Count lines, not occurrences: report how many lines in the records hold the string "color", and nothing else.

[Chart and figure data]
————————

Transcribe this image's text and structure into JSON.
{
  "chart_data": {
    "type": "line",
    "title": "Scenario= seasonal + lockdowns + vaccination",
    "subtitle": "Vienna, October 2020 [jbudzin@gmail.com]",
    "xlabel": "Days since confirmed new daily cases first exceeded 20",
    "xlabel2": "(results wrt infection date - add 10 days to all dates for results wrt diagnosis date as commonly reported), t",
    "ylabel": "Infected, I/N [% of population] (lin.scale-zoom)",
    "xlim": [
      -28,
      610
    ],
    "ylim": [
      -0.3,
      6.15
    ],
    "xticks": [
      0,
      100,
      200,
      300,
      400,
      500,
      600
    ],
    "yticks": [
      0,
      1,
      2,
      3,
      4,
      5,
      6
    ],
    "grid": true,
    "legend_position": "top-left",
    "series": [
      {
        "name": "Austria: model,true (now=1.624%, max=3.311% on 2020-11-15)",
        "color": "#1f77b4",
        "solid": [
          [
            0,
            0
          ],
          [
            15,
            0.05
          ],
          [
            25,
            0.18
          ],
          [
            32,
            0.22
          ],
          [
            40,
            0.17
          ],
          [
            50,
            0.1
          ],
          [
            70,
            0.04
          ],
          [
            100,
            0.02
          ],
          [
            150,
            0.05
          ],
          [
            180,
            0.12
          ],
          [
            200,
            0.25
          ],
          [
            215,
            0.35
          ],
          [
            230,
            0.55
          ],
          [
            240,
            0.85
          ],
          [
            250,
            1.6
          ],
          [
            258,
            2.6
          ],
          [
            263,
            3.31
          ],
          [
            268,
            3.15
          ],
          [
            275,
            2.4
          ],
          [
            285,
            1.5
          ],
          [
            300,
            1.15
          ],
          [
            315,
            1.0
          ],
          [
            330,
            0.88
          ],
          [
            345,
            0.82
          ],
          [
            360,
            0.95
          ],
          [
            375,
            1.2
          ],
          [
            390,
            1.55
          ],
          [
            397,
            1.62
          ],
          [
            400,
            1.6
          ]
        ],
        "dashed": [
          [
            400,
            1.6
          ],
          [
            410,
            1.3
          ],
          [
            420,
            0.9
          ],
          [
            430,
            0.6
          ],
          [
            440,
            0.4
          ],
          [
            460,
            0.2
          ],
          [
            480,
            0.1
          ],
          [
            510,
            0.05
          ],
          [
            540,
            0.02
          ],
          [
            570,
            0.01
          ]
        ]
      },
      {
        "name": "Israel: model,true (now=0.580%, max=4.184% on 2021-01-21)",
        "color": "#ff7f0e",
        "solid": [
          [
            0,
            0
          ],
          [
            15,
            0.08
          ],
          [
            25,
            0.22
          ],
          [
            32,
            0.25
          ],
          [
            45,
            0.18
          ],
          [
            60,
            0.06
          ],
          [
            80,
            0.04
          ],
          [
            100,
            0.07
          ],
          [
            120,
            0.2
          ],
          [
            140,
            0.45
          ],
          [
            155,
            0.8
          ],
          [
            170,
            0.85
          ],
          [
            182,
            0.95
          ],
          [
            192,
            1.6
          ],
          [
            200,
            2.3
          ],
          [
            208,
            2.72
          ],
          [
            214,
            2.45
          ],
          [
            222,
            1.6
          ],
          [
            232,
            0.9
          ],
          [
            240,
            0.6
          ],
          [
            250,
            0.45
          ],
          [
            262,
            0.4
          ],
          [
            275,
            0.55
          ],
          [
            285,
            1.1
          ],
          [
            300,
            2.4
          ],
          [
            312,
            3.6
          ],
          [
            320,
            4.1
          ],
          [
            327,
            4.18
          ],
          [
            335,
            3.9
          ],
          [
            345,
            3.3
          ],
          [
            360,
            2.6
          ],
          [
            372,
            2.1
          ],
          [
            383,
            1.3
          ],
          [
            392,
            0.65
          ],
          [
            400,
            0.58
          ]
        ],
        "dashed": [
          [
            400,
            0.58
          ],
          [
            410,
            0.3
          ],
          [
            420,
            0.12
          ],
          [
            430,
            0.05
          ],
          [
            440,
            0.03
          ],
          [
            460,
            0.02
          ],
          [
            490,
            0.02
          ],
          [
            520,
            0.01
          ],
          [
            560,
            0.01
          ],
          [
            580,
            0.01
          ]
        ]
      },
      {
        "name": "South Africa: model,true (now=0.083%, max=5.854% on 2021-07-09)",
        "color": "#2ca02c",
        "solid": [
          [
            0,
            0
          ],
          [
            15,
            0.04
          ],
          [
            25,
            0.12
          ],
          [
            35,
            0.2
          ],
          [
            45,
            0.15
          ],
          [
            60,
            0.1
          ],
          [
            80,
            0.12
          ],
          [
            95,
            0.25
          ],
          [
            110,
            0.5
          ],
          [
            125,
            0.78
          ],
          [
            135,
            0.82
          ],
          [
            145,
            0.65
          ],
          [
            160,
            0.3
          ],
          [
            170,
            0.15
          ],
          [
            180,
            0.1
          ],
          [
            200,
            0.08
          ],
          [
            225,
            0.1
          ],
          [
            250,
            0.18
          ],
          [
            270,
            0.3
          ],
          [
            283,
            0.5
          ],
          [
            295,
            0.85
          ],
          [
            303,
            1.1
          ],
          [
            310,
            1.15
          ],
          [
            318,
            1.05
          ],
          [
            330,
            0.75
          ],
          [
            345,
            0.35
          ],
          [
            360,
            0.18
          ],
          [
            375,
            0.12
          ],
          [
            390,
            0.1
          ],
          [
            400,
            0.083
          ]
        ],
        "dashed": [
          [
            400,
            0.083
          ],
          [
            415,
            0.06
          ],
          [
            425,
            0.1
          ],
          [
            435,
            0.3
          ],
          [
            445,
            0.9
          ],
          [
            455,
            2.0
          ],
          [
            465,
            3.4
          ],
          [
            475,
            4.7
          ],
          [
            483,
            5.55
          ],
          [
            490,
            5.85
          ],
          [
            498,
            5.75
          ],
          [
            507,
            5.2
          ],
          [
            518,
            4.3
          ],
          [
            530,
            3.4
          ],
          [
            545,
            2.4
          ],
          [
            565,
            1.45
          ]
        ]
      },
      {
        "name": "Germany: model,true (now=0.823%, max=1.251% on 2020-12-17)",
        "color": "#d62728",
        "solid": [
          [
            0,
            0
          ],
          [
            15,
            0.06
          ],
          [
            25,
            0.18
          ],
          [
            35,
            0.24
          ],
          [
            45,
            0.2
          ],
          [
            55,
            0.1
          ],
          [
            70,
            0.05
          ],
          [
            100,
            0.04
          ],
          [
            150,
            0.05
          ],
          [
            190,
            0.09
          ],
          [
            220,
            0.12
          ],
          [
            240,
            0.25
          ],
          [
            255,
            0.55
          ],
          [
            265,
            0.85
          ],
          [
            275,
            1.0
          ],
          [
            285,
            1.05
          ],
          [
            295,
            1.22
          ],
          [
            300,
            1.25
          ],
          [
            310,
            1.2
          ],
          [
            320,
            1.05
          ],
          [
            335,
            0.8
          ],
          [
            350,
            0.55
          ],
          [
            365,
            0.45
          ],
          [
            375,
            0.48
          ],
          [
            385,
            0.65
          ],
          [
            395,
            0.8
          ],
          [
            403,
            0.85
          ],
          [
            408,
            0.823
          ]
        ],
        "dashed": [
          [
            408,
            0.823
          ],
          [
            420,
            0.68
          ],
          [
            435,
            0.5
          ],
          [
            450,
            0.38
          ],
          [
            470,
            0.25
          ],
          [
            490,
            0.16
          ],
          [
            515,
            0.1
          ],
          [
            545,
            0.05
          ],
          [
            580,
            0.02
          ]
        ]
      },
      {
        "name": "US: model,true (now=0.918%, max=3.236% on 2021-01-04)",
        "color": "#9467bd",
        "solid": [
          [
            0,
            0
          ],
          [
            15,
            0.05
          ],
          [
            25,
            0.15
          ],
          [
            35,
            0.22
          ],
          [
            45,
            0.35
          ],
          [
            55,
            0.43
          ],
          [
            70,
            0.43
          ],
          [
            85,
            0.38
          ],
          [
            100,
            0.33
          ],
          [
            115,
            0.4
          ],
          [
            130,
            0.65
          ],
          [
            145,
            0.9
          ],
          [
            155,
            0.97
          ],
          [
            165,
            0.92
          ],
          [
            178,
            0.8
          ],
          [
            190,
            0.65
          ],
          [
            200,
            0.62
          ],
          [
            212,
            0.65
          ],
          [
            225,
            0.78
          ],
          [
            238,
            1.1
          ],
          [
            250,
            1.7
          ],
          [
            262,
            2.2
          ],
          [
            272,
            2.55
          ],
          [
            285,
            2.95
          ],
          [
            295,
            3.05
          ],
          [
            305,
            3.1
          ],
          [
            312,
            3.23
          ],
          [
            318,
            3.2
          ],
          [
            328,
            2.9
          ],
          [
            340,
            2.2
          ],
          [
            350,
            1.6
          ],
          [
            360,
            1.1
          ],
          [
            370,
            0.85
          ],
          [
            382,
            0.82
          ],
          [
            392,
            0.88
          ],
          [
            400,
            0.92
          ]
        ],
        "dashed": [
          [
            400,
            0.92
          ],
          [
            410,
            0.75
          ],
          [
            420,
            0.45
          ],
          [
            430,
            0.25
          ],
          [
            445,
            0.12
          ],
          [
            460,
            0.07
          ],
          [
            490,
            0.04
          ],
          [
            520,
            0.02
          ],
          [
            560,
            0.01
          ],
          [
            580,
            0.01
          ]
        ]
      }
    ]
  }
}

————————

• Solution: 5